Short task:
Select every line holding the word "JSON" and copy it.

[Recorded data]
>> Start

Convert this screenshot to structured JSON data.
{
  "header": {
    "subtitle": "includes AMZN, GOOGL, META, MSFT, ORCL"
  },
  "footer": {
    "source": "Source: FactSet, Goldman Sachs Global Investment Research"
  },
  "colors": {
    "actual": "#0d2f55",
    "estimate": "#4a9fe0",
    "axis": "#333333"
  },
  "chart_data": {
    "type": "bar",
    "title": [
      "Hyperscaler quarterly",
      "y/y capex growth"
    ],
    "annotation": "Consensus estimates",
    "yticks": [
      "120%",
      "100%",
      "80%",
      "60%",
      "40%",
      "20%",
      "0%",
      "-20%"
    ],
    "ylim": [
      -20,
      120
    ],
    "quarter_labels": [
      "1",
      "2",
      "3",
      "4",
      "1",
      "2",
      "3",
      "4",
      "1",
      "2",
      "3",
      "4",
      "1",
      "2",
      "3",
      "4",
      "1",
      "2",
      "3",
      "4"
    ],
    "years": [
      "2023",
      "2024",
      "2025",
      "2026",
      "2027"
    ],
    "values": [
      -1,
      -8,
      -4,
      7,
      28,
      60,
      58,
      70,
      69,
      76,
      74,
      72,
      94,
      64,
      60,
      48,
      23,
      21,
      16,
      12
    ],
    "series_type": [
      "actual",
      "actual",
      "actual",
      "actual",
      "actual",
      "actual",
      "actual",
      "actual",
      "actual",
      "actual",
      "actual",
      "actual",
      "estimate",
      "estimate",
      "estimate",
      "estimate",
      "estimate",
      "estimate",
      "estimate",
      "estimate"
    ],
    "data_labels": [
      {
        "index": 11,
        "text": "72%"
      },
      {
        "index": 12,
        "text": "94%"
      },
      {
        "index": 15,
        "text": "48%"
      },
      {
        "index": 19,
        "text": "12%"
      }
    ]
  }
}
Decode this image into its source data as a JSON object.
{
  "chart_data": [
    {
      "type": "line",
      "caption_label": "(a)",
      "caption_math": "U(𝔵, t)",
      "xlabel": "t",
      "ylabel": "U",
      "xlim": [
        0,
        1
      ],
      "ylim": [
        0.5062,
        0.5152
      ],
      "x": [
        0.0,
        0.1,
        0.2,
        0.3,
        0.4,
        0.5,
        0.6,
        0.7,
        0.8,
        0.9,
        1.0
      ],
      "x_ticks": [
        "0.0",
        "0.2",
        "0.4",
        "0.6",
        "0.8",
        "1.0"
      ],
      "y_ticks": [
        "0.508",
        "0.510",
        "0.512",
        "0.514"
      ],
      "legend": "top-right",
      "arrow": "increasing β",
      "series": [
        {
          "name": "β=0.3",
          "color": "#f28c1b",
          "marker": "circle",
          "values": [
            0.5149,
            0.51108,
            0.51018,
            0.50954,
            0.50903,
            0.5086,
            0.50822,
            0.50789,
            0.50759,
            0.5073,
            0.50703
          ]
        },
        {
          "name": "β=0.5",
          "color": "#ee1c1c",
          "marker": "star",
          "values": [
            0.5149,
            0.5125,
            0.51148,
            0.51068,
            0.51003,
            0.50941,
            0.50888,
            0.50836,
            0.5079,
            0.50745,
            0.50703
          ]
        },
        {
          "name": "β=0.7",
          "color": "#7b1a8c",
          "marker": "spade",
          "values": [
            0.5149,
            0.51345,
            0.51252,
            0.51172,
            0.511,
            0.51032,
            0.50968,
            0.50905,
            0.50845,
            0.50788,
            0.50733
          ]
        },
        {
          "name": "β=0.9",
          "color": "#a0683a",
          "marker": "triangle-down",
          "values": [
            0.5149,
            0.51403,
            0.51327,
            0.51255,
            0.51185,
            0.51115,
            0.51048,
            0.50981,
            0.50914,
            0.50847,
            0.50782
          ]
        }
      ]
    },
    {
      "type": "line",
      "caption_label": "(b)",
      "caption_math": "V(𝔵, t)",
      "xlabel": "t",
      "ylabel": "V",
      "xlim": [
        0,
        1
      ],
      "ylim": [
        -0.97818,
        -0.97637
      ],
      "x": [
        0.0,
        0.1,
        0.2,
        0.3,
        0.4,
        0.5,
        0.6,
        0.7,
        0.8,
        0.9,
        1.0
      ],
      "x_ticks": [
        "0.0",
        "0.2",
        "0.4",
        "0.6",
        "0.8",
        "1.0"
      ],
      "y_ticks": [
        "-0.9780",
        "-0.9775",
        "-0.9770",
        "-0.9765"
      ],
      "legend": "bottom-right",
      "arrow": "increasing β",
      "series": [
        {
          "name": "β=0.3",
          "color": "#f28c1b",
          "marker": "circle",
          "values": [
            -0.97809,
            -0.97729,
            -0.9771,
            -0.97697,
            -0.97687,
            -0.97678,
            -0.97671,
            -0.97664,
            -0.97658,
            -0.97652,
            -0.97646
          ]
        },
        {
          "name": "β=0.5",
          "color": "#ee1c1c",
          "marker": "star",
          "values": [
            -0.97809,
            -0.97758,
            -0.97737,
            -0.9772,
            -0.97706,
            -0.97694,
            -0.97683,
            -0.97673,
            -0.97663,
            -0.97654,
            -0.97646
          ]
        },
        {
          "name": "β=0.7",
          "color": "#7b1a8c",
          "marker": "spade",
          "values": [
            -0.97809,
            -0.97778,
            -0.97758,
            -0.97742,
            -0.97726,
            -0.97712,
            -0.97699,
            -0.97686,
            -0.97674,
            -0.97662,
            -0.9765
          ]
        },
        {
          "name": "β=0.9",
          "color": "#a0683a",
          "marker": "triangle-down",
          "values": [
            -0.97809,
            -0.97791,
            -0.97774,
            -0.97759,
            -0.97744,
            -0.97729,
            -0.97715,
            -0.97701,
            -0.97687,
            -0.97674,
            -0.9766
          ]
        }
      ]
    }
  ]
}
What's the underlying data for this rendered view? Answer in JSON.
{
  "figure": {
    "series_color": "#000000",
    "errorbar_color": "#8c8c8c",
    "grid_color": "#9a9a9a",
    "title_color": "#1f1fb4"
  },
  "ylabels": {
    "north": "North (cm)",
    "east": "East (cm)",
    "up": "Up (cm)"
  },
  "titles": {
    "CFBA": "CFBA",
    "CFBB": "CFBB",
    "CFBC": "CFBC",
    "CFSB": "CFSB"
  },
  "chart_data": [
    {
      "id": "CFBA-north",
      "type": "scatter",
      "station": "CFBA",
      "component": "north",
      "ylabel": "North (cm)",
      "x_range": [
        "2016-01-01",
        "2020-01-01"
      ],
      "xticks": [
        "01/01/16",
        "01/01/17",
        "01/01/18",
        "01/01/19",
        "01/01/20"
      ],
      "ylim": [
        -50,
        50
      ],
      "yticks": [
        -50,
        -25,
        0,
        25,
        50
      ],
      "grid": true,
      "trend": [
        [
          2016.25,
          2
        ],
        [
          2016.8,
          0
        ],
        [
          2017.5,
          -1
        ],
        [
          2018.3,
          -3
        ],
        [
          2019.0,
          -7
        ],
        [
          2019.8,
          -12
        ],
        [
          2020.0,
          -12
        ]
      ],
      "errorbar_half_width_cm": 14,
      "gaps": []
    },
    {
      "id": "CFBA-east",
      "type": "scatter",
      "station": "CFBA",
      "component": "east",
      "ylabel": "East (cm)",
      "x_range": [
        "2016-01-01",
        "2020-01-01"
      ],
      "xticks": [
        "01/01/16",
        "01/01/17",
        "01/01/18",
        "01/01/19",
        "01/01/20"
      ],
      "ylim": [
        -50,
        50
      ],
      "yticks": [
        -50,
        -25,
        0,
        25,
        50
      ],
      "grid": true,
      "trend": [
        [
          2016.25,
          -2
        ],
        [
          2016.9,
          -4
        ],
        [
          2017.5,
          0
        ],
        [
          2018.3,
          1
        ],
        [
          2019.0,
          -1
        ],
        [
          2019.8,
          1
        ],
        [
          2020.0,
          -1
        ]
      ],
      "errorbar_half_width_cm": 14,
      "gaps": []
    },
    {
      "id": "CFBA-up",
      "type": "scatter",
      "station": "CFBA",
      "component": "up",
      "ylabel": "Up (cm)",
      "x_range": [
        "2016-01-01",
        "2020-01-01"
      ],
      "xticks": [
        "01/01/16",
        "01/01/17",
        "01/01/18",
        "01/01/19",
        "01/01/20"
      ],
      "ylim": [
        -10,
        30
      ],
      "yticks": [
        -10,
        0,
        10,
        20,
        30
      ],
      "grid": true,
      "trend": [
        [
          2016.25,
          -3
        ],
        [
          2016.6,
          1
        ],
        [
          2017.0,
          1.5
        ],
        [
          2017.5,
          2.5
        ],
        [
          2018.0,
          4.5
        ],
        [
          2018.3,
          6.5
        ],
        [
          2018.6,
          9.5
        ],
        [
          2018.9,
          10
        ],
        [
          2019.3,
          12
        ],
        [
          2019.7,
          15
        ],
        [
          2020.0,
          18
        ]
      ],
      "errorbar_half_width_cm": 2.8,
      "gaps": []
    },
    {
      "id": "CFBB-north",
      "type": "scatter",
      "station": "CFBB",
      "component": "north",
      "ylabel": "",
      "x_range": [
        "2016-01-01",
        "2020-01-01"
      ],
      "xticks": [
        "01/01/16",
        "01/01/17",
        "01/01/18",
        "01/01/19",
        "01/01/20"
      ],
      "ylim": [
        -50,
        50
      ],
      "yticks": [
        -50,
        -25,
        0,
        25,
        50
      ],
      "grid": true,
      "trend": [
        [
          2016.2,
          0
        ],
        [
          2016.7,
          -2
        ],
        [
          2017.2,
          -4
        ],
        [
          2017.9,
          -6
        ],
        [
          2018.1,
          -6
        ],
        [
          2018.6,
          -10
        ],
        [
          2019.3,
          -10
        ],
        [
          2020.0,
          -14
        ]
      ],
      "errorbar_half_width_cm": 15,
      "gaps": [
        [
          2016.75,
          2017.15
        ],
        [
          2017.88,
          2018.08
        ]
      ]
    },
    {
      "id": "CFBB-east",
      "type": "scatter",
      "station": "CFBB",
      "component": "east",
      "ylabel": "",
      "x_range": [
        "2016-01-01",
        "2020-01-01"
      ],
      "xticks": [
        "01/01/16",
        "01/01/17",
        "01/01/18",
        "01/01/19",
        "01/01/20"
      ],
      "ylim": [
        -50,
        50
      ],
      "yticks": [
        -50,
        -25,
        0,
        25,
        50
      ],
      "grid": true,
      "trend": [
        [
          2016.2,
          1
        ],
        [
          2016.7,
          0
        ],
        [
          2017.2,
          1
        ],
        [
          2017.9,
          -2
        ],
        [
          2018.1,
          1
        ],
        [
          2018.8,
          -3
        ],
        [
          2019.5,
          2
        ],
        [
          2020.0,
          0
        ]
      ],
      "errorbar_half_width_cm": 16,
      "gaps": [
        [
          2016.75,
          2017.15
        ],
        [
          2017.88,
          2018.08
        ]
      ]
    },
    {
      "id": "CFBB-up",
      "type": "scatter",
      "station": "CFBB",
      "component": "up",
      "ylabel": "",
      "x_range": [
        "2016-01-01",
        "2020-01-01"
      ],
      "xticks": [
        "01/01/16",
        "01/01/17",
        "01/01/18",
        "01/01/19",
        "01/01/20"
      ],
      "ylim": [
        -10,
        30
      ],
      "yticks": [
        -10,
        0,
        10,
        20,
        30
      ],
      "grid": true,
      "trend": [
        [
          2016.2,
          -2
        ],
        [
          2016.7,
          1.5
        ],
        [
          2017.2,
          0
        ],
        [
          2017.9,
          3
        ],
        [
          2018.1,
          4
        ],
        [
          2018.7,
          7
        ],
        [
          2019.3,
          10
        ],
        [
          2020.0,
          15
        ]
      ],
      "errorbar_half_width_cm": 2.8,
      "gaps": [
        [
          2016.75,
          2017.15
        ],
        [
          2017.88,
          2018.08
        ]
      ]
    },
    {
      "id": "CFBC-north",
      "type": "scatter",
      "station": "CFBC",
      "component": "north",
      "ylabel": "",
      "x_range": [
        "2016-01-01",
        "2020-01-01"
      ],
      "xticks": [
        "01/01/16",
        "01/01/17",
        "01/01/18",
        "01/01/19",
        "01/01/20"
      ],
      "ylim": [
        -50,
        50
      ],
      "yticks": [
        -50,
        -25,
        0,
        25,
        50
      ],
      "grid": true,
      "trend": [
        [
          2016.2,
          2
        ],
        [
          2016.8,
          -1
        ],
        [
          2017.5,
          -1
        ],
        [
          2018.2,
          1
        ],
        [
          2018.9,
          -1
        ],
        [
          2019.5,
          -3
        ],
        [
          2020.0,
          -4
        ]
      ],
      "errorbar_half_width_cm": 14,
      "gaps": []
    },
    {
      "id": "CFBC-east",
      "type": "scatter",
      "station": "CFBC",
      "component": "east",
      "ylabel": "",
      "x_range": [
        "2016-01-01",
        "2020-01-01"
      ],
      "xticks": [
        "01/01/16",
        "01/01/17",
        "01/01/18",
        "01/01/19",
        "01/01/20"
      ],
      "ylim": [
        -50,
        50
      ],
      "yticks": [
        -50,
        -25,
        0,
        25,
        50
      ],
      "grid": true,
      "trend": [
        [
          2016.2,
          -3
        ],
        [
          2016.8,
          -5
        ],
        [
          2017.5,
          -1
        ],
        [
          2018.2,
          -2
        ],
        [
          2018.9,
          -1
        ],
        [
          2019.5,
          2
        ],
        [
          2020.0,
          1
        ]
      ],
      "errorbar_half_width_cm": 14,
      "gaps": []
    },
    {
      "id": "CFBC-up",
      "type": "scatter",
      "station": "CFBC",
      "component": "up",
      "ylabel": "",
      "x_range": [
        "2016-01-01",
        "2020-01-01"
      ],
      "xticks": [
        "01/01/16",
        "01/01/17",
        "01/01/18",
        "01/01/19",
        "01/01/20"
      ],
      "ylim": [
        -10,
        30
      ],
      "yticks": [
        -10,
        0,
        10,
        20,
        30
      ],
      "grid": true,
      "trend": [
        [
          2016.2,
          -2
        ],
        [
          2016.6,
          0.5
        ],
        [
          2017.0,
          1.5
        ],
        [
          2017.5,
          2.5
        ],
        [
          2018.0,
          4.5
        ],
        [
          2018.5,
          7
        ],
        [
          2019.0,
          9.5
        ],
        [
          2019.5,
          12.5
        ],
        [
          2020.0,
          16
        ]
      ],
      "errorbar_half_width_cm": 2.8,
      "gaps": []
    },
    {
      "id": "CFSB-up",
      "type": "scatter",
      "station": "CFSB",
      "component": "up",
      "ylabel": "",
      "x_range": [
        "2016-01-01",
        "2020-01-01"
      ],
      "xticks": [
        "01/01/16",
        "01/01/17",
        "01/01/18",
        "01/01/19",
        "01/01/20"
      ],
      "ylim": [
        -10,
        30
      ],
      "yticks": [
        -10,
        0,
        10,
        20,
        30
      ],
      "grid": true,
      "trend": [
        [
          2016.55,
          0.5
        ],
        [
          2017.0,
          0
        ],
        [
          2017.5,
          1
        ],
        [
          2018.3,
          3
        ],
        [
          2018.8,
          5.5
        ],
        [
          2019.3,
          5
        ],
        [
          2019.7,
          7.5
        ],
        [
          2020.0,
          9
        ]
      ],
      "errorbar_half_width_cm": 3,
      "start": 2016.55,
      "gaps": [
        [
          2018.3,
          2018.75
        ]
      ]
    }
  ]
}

>> End

Task solution:
Convert this screenshot to structured JSON data.
Decode this image into its source data as a JSON object.
What's the underlying data for this rendered view? Answer in JSON.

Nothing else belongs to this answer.